### EXERCISE
Report, as a bare number, how many lines contain the string "progress".

[Dataset items]
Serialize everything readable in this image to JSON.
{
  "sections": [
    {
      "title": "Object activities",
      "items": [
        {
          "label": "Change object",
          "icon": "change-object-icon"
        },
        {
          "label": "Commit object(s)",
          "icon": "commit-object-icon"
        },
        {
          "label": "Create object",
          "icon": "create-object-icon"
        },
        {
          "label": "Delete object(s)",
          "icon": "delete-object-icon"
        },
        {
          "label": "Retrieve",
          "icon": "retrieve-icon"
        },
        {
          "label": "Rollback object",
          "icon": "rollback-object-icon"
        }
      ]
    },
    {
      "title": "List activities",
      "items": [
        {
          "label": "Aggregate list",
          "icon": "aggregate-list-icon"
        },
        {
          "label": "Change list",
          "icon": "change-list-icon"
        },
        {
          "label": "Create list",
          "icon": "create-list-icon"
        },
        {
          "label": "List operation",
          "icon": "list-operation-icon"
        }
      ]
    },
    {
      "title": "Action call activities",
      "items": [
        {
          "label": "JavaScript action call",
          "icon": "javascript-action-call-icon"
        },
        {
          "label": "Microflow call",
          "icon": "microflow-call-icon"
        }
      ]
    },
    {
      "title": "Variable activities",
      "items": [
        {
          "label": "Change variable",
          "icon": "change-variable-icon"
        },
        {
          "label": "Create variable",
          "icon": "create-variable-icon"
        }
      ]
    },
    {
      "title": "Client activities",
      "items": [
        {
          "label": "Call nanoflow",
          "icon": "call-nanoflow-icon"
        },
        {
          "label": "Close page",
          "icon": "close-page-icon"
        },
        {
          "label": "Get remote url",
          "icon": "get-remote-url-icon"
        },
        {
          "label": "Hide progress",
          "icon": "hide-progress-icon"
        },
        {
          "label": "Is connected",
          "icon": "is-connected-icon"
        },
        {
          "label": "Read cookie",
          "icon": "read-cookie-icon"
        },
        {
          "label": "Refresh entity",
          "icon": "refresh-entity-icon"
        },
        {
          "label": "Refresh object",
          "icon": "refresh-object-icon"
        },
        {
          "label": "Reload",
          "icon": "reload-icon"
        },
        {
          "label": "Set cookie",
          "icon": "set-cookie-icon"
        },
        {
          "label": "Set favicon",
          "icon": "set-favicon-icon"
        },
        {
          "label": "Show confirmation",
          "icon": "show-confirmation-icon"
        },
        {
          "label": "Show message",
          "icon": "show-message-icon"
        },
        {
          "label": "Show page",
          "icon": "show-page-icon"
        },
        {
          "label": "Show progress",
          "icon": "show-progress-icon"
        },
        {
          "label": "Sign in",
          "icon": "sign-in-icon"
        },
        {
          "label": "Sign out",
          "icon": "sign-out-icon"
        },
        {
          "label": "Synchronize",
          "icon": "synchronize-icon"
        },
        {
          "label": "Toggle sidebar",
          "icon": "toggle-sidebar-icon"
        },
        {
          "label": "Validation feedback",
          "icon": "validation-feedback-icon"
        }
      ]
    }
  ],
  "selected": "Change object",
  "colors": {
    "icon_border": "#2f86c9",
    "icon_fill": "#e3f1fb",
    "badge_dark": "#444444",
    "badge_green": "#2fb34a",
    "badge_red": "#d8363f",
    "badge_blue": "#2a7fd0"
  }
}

### RESULT
4